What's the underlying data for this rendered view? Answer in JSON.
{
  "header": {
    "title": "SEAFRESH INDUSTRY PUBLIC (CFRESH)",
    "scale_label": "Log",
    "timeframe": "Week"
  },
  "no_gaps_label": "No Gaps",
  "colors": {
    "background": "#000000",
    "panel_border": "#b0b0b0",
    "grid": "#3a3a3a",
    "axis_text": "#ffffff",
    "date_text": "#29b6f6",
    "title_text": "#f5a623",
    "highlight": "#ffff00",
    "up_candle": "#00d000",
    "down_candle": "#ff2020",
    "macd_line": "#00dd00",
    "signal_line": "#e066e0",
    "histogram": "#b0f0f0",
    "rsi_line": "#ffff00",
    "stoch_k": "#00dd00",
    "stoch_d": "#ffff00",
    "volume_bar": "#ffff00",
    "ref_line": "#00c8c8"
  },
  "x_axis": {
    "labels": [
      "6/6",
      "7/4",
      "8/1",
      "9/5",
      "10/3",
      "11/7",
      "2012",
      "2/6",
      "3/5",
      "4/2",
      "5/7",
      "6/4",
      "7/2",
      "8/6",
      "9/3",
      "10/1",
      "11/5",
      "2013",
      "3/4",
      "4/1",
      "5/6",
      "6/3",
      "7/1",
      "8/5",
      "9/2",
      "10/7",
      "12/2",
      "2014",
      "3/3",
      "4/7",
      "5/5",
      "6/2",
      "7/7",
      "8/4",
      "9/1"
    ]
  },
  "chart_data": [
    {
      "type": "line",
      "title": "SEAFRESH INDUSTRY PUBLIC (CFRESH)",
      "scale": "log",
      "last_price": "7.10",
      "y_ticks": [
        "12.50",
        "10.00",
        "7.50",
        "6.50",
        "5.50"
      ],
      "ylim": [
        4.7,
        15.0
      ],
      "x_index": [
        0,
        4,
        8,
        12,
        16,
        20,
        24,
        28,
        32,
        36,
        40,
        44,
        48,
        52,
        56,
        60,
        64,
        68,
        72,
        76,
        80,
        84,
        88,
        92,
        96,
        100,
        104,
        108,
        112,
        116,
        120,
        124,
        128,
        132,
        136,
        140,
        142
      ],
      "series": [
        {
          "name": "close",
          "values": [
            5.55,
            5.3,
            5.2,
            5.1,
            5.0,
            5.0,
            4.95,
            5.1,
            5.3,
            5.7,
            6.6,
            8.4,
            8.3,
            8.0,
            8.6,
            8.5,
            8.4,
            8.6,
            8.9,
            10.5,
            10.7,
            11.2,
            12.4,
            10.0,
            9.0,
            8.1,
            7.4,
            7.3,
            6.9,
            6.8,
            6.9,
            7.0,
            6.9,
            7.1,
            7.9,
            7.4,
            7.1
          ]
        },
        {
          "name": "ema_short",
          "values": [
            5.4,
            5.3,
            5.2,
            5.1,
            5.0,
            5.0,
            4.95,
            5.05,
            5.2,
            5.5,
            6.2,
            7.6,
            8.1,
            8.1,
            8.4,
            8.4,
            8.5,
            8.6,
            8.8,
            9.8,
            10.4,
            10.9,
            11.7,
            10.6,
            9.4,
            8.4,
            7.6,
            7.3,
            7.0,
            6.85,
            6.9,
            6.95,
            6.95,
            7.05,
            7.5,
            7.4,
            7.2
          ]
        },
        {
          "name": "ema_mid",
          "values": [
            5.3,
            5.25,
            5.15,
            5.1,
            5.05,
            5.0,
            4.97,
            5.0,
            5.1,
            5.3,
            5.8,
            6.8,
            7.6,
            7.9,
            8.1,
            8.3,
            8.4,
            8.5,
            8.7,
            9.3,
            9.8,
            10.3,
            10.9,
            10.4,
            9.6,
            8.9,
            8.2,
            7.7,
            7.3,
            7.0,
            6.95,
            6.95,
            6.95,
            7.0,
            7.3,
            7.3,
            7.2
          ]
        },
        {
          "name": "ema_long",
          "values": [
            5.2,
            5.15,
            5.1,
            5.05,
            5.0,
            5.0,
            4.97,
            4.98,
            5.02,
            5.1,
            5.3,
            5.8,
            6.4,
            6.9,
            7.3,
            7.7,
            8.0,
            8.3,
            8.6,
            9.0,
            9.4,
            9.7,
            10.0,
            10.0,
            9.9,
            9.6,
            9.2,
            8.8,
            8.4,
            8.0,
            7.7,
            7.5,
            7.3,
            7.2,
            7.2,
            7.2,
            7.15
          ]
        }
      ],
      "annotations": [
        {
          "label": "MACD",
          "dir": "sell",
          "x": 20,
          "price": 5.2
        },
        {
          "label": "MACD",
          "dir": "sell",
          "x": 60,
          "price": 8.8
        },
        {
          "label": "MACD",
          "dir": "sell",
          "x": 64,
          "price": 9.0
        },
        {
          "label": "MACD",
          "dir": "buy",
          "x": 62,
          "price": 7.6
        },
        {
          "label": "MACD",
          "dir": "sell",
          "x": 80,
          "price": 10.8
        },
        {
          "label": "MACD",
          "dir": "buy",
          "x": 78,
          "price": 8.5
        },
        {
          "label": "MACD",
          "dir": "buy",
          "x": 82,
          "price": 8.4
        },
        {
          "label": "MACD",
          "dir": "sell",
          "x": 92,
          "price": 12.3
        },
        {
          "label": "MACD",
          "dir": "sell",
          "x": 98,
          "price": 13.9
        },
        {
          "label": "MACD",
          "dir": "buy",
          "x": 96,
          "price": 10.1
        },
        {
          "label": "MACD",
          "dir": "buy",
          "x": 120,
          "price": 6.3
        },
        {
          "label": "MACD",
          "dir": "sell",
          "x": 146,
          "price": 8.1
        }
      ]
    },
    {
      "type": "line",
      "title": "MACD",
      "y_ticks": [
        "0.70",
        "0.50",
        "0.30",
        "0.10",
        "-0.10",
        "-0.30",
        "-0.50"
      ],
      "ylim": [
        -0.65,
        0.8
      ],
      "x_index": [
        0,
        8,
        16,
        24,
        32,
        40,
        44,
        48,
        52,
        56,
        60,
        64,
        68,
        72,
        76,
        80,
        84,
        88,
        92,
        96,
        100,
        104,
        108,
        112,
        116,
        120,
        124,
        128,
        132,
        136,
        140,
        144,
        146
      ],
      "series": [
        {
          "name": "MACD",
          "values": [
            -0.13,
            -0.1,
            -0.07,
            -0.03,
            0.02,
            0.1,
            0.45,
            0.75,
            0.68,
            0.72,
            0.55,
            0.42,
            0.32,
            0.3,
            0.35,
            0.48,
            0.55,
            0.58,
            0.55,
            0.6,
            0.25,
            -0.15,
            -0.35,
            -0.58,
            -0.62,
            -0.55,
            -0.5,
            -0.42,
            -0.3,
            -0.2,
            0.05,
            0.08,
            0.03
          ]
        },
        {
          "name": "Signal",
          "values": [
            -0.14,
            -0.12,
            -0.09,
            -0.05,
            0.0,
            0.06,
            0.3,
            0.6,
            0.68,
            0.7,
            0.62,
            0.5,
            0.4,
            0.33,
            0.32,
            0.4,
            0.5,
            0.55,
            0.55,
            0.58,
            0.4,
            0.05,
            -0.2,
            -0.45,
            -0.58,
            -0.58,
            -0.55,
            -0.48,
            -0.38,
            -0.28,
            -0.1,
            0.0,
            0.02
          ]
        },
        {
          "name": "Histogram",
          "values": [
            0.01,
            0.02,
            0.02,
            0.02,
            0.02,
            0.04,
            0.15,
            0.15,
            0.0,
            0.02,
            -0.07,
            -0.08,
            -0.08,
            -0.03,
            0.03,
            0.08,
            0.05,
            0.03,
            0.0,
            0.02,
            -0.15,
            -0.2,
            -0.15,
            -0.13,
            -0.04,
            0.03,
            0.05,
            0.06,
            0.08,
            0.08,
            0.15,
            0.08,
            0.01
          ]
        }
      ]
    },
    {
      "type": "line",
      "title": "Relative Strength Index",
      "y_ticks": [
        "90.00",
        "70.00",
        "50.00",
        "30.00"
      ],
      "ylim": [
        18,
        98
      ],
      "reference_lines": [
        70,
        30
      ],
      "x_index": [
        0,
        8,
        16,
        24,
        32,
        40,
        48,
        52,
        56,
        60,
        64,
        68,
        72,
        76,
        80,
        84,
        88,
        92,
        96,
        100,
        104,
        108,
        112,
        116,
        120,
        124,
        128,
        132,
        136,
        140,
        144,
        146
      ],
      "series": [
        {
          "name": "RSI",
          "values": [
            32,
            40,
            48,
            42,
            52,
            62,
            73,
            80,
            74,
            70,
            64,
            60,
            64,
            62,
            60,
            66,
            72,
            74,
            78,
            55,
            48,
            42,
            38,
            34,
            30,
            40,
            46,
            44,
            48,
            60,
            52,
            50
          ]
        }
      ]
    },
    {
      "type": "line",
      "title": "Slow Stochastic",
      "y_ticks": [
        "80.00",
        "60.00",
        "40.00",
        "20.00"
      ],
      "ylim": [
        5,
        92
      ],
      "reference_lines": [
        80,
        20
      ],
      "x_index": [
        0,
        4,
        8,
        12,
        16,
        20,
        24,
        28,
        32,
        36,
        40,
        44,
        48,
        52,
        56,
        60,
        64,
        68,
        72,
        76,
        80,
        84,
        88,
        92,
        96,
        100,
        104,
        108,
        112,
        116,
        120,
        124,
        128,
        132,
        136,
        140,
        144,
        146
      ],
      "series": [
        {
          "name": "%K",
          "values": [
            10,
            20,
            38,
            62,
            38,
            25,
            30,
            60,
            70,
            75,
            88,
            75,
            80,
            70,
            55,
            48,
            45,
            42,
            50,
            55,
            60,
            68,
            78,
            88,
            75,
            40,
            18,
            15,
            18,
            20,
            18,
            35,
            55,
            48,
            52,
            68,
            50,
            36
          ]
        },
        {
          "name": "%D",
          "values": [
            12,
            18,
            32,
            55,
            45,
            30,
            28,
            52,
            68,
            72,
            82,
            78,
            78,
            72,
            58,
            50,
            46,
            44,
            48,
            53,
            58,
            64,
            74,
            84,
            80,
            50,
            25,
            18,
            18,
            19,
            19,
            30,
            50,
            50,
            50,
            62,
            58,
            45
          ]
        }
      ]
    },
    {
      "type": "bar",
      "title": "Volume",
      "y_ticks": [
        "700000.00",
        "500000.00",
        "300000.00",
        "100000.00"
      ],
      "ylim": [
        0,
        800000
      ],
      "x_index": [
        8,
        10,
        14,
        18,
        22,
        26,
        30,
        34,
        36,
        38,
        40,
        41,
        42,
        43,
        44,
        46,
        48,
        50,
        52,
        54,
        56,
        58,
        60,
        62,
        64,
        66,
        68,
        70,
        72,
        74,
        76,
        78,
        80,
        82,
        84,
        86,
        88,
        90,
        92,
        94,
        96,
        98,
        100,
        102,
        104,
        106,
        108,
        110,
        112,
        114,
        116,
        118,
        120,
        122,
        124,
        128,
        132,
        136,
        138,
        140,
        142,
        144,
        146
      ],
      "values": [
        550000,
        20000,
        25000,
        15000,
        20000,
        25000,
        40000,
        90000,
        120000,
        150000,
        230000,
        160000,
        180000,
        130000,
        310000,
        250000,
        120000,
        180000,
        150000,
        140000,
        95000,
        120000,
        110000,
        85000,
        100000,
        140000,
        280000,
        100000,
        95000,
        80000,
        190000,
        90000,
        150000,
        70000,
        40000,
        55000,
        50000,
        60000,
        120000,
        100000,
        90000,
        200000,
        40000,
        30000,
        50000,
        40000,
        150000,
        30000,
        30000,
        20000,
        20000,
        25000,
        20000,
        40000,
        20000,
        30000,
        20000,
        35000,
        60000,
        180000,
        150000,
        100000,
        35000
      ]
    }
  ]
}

* * * * * * * * *

### BRIEF
In the entries above, identify every line with the word "name". Copy those lines.

### EXERCISE ANSWER
          "name": "close",
          "name": "ema_short",
          "name": "ema_mid",
          "name": "ema_long",
          "name": "MACD",
          "name": "Signal",
          "name": "Histogram",
          "name": "RSI",
          "name": "%K",
          "name": "%D",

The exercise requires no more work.